-- START OF EXERCISE INPUTS --
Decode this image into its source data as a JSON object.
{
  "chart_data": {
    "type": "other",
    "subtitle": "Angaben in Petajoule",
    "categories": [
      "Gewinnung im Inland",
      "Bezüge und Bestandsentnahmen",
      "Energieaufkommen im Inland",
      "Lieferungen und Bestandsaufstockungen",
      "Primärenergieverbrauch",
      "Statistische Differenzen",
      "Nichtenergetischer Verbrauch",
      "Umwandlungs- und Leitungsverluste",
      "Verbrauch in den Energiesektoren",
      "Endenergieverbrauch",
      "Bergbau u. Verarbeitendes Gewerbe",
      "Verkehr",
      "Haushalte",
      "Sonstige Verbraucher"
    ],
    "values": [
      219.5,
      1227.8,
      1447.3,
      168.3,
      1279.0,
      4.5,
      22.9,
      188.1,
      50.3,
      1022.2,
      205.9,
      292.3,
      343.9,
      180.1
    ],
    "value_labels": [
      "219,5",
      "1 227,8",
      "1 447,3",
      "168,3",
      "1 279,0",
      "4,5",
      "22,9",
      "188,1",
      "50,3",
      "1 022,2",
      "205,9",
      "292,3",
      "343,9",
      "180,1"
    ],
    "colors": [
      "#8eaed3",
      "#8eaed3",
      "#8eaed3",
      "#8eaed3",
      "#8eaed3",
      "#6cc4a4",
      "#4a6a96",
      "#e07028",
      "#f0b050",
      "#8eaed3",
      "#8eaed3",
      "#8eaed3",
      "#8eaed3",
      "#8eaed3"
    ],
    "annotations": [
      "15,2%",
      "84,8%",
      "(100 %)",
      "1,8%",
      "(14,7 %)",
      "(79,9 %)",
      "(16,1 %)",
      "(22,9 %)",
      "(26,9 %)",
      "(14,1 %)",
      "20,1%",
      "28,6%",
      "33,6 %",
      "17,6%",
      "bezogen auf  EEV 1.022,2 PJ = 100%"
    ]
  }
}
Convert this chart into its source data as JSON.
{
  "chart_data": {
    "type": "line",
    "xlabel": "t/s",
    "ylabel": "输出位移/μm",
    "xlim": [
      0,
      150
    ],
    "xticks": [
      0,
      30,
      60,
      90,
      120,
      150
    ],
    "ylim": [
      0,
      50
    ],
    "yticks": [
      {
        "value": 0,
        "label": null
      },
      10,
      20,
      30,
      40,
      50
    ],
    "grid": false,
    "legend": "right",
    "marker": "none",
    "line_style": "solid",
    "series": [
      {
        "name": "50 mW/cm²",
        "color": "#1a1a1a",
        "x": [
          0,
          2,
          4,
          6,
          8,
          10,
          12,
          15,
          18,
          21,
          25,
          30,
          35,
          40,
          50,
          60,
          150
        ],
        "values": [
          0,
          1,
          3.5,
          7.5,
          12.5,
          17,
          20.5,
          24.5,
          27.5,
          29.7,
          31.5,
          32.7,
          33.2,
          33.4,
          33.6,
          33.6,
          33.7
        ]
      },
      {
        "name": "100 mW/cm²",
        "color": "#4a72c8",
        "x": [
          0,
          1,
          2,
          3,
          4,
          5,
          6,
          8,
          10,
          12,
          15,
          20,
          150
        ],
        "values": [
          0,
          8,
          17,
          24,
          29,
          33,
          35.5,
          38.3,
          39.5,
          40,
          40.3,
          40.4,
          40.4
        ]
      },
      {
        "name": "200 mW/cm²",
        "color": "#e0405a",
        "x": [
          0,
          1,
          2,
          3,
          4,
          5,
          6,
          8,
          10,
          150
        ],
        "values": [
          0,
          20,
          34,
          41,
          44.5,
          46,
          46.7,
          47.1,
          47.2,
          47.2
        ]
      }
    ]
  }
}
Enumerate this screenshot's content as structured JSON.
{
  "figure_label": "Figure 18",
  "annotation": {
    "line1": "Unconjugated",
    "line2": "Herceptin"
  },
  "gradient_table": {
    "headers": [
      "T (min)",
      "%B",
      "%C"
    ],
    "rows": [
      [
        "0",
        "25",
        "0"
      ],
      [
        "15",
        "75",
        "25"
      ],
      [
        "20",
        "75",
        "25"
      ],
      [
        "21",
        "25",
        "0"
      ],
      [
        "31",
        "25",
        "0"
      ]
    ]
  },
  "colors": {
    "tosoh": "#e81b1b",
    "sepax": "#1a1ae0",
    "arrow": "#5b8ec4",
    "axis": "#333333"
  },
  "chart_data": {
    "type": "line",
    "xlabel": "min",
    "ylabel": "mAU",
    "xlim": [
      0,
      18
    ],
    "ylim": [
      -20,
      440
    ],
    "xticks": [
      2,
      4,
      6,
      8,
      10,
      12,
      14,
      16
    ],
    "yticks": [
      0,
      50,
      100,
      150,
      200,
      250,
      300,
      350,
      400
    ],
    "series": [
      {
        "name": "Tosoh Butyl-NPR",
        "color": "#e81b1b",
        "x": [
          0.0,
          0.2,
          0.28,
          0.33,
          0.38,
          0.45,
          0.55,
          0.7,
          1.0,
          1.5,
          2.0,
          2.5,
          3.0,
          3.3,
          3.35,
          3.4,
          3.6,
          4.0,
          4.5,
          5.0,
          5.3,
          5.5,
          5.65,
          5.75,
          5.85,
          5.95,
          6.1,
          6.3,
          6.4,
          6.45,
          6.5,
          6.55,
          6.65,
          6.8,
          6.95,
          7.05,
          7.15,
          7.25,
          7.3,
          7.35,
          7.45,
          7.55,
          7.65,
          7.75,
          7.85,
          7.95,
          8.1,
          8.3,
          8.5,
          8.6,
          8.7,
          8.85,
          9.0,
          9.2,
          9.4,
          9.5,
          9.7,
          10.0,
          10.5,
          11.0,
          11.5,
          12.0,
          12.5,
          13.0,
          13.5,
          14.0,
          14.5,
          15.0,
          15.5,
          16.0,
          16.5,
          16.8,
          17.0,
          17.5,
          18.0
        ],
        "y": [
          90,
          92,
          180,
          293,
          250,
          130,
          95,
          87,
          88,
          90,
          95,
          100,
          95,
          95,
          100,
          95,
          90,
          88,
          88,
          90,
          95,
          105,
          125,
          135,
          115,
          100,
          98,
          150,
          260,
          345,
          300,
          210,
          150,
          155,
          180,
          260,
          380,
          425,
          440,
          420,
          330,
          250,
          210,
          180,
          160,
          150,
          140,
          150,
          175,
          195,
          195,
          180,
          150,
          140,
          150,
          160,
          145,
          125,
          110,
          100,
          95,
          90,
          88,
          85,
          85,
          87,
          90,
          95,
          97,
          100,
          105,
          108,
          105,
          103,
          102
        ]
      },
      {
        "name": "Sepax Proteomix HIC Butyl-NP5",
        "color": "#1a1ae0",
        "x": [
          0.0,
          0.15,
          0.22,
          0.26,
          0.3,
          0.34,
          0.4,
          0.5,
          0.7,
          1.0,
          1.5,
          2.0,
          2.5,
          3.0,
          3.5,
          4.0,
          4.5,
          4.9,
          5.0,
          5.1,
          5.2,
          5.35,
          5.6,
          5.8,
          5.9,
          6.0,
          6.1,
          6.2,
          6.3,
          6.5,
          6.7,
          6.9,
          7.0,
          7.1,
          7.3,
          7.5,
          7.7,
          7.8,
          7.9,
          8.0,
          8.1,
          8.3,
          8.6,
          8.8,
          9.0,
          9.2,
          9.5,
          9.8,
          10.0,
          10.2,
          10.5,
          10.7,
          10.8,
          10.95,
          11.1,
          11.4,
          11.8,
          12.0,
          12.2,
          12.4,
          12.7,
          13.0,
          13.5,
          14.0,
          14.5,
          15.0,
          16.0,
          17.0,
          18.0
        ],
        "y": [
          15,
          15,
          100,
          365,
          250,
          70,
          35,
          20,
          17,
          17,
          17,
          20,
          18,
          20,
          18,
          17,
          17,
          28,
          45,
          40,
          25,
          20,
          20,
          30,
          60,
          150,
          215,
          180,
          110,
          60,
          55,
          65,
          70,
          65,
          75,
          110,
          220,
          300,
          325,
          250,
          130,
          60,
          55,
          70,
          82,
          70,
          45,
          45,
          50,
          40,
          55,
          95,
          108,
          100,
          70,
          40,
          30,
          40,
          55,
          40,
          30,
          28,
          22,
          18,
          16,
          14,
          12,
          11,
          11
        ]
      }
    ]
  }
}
-- END OF EXERCISE INPUTS --
◆ WHAT IS REQUIRED
Show every line above in which the word "Butyl" occurs.

◆ SOLUTION FOR THIS EXERCISE
        "name": "Tosoh Butyl-NPR",
        "name": "Sepax Proteomix HIC Butyl-NP5",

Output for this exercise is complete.